**DESCRIPTION OF THE TASK:**
Shorten the paragraph in the source document that begins "All of my conversations with the large language models" to two sentences, keeping its main facts.
====== SOURCE DOCUMENT
I've been adding more and more large language models to its compendium/stable/list.
Here is the complete list, grouped by vendor:

OpenAI (2 models)
  • gpt-4
  • gpt-4o
Ollama (5 models)
  • mistral:latest
  • phi3:mini
  • llama3:8b
  • llama3.1:8b
  • qwen2.5-coder:1.5b-base
MistralAI (8 models)
  • ministral3B
  • Mistral7b
  • MistralNemo
  • MistralSmall
  • MistralMedium
  • MistralL2
  • Pixstral
  • Codestral
xAI (2 models)
  • Grok 3
  • SuperGrok
Google AI (2 models)
  • Gem 2.5 Pro
  • Gem 2.5 Flash
Anthropic (3 models)
  • claude-3-opus-20240229
  • claude-3-5-sonnet-20240620
  • claude-3-haiku-20240307
(Author’s note: If that list looks excessive… that’s because it absolutely is. Who needs one brain when you can rent twenty?)



Most of them are accessed through an API on the internet, except for the Ollama (5 models), which reside on my PC hard drive.

Why? I can hear you thinking! I ask myself the same question!!!!
(Narrator’s grin: In reality, local models save on API bills, plus it just feels more cyberpunk to have a few AI brains lurking right on your desktop, spinning fans and all.)



The next thing I want to do is use the local Mistral model (mistral:latest) to read the user question and select the large language model to answer the question, based on the language abilities stored in a SQLite table. The main reason for using a local model is to reduce costs.

The problem with a local model on a low-power machine like mine is it takes time. Hitting a model with an API is often faster, but costs money!
(Footnote from the peanut gallery: Nothing like choosing between spending cash or spending seconds of your life waiting for a CPU that’s older than your last DIY project to crank out an answer.)



Once I’ve got that idea sorted and working (or scrapped), the next thing I want to do is ask two models the same question and then analyse the answers for inconsistencies.

(Sidebar: That’s called “catching AI hallucinations.” Or in less polite company: finding out who’s full of it.)



All of my conversations with the large language models are stored in a SQLite database. This means it is gradually accumulating historical records of my conversations. I also have possibly 10 years’ worth of assorted snippets of information stored on my computer, which I’m going to try to add to this database.

I’m thinking of something like an avatar that responds in a way similar to myself — a digital clone of myself which, hopefully, I shall be able to set loose on the world to do my bidding!!!
(Narrator winks ominously: Yes, dear reader, that’s how Skynet starts. But also how we get excellent personal assistants. Let’s hope it’s the latter.)



Finally, I’m looking for testers, probably in about a month, maybe sooner. This new Gemini command-line interface large language model is just genius level at coding. I mean, I’ve added most of those large language models in the last few days — most of the rest of the month has been spent scratching my head trying to work out why it wouldn’t work. Along comes Gemini command line, and it puts it all right.
(Stage whisper: If you’ve ever seen an AI out-code a tired programmer at 3am, it’s both a miracle and slightly unsettling. But hey, fewer bugs for all of us.)
============
====== RECORD SET
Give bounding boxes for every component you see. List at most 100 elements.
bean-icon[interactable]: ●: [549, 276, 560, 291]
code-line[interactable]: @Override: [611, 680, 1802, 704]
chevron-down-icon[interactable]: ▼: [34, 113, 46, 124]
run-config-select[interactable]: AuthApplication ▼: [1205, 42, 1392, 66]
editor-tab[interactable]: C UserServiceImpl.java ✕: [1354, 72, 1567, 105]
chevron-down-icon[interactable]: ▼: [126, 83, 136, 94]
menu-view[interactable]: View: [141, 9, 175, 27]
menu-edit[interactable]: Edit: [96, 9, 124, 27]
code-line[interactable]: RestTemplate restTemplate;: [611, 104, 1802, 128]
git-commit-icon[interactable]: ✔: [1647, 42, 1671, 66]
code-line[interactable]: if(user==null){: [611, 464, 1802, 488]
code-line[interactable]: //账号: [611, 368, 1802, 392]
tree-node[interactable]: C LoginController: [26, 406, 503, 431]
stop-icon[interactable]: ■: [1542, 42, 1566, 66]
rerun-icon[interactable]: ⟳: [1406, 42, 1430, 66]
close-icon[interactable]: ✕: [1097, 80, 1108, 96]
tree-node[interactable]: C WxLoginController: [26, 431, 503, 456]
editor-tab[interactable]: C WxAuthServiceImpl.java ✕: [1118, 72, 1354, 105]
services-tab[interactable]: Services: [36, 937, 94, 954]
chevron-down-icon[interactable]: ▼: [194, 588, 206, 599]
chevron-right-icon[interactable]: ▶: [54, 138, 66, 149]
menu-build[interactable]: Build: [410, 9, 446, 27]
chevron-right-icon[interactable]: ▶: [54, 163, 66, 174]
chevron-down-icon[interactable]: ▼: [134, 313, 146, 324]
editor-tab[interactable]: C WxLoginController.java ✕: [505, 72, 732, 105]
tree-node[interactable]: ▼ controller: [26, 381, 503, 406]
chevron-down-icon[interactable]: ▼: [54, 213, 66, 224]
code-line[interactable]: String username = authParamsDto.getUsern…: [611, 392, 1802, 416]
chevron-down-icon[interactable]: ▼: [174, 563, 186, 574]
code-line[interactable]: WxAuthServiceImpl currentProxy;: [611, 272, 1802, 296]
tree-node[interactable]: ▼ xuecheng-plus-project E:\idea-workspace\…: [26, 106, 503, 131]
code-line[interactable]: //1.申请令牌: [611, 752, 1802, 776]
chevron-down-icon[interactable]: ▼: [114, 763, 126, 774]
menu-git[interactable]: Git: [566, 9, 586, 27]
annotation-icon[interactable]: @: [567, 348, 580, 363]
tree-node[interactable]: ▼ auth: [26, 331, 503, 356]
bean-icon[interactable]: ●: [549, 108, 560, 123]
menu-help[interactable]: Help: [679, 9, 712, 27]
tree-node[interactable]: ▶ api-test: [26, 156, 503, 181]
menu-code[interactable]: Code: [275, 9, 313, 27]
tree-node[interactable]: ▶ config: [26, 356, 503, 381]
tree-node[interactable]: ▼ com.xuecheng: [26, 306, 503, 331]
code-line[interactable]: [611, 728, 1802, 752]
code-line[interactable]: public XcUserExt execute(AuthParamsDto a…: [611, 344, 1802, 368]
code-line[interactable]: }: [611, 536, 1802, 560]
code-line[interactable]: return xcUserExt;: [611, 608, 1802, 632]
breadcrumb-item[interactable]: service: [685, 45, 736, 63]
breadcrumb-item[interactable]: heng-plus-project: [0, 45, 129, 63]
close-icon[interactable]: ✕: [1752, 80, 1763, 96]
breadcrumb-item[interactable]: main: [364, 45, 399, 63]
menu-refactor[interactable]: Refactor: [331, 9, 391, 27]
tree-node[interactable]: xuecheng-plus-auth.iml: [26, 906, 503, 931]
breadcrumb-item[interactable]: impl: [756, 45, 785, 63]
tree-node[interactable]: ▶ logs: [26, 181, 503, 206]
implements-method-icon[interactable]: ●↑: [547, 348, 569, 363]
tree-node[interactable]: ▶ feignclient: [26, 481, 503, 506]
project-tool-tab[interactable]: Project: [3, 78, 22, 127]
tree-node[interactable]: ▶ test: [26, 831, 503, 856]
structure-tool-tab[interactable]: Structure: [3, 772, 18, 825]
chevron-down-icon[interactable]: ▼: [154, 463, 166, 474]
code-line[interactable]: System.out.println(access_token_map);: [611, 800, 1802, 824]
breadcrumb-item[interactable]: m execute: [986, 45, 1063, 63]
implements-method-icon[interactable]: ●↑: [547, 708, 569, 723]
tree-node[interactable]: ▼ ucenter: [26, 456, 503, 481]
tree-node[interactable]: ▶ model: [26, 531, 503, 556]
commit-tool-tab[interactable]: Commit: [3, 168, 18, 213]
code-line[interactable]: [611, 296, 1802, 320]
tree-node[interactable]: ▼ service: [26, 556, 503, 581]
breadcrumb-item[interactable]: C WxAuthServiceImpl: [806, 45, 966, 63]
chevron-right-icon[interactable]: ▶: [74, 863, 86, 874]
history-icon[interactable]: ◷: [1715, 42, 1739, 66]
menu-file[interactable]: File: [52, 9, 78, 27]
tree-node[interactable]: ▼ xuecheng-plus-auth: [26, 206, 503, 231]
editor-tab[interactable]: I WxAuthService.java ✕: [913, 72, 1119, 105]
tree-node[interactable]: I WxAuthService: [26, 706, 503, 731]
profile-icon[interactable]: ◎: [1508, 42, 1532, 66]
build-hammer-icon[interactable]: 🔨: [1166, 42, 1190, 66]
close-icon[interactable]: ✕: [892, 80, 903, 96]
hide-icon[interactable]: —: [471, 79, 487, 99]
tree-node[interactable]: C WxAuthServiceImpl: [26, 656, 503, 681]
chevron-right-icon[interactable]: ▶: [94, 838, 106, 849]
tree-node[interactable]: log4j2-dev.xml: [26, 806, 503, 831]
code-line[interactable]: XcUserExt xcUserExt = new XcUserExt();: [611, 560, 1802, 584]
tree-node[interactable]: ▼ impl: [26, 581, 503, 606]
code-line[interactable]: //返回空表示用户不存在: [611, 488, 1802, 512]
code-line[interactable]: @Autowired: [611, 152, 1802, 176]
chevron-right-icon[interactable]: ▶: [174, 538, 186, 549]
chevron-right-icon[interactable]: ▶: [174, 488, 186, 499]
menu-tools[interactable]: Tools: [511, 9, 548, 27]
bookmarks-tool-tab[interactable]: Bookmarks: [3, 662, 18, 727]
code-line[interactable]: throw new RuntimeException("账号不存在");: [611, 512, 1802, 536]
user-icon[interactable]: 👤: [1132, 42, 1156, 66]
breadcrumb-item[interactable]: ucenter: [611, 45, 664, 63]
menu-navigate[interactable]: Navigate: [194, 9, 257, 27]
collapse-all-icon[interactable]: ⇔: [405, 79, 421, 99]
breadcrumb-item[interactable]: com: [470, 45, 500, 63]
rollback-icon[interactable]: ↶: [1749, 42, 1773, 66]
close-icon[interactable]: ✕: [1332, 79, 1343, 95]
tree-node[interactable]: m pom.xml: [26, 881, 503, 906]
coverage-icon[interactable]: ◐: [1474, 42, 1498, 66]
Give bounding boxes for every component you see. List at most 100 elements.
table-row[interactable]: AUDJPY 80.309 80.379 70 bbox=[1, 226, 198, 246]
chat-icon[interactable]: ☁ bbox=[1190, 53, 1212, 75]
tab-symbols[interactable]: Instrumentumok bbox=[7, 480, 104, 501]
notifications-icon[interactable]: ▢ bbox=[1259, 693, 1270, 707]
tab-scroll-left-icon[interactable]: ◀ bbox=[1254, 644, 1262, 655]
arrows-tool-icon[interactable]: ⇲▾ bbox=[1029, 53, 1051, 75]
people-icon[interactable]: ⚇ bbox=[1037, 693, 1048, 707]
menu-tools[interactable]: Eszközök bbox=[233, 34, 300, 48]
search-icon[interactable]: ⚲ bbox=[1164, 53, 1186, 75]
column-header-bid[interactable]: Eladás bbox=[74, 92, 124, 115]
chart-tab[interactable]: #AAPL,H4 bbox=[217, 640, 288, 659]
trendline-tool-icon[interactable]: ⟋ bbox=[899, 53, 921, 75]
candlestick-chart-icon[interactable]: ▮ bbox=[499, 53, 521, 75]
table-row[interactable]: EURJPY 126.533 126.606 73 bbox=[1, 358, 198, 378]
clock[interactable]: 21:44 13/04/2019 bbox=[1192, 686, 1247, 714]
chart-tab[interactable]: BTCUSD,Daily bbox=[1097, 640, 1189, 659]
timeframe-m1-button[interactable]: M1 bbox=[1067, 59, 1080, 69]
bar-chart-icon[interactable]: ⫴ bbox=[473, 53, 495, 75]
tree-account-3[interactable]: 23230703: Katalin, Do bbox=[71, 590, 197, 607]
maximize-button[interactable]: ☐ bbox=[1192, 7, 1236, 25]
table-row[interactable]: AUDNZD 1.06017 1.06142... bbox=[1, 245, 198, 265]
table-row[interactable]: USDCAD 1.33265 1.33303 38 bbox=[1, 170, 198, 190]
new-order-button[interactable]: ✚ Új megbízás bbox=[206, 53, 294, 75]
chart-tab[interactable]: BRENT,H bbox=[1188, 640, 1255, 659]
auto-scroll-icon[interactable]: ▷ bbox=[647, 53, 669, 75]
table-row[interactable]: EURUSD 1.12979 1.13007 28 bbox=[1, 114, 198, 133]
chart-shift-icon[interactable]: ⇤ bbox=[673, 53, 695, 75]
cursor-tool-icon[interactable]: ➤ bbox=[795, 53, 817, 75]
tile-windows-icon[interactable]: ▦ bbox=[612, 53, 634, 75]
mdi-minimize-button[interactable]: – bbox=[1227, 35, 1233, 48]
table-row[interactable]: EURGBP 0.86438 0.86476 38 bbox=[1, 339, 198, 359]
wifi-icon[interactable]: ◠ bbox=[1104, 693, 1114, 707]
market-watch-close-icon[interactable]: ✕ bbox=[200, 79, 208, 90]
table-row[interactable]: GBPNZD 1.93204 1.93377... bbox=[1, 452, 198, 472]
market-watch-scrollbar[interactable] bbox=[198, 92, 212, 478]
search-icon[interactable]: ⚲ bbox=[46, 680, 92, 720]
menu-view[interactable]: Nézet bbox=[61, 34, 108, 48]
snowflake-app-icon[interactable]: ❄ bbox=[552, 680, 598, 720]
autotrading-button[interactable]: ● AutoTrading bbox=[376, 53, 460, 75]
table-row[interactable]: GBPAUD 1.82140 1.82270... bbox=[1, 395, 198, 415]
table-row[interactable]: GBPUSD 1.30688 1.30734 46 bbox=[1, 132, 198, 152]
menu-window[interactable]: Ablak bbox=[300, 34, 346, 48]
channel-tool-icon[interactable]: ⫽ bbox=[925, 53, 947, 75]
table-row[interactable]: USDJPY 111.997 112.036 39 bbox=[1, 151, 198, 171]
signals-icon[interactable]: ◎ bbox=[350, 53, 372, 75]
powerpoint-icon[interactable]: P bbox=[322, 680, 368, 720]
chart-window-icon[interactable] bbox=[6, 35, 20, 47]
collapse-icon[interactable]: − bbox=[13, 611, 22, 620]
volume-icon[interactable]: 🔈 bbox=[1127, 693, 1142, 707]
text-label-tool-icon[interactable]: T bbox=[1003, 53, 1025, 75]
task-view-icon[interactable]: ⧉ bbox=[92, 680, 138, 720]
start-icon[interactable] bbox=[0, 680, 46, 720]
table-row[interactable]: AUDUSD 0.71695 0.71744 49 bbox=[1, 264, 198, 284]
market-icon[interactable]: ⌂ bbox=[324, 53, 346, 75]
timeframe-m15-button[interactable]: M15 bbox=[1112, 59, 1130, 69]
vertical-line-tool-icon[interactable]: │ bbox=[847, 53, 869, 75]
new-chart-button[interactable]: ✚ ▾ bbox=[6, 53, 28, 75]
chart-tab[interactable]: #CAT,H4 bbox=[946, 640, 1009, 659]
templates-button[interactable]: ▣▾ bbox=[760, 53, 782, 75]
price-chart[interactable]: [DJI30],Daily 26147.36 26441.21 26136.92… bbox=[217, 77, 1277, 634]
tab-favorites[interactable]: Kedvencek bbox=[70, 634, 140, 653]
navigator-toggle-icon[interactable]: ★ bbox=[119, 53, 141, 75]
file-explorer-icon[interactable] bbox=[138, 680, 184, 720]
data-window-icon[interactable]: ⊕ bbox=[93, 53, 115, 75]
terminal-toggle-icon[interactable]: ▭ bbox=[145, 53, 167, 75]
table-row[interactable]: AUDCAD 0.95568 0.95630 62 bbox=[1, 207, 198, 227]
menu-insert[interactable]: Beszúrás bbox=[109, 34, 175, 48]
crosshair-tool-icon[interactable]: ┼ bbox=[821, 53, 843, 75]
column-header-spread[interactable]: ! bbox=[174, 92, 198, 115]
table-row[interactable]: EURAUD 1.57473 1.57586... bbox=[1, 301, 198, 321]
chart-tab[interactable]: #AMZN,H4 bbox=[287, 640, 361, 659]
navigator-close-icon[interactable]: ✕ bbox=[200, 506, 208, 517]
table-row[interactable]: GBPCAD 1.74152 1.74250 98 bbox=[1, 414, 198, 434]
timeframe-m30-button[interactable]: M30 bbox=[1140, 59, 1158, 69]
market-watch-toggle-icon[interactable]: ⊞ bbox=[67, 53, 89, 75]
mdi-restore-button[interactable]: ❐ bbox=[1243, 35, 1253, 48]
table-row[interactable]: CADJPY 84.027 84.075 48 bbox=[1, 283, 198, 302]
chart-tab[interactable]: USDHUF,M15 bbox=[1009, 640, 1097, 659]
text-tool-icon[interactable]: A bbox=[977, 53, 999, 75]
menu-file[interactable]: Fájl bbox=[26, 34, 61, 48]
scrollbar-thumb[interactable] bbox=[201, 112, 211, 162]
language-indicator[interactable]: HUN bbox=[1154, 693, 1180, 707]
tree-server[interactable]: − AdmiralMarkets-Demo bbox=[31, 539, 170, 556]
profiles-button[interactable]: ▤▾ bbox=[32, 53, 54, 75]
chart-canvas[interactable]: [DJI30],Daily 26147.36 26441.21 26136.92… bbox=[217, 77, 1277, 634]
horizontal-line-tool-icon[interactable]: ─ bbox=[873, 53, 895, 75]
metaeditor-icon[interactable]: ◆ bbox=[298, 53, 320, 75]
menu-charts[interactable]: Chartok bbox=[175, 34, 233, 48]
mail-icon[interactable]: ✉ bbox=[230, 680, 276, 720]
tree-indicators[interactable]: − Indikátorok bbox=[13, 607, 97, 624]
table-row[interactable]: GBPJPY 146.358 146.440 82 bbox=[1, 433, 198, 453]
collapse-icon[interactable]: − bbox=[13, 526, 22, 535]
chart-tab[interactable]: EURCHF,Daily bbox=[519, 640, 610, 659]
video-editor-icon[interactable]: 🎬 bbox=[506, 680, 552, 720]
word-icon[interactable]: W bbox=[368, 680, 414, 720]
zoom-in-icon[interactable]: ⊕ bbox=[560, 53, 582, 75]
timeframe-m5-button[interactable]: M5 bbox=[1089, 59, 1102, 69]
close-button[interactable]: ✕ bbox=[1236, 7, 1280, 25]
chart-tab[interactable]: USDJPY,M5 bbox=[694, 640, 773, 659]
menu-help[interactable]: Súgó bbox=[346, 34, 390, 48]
============
**EXERCISE SOLUTION:**
All conversations with the large language models are saved in a SQLite database, which is gradually building up a historical record of them. The writer also plans to try adding possibly 10 years' worth of assorted information snippets stored on the computer.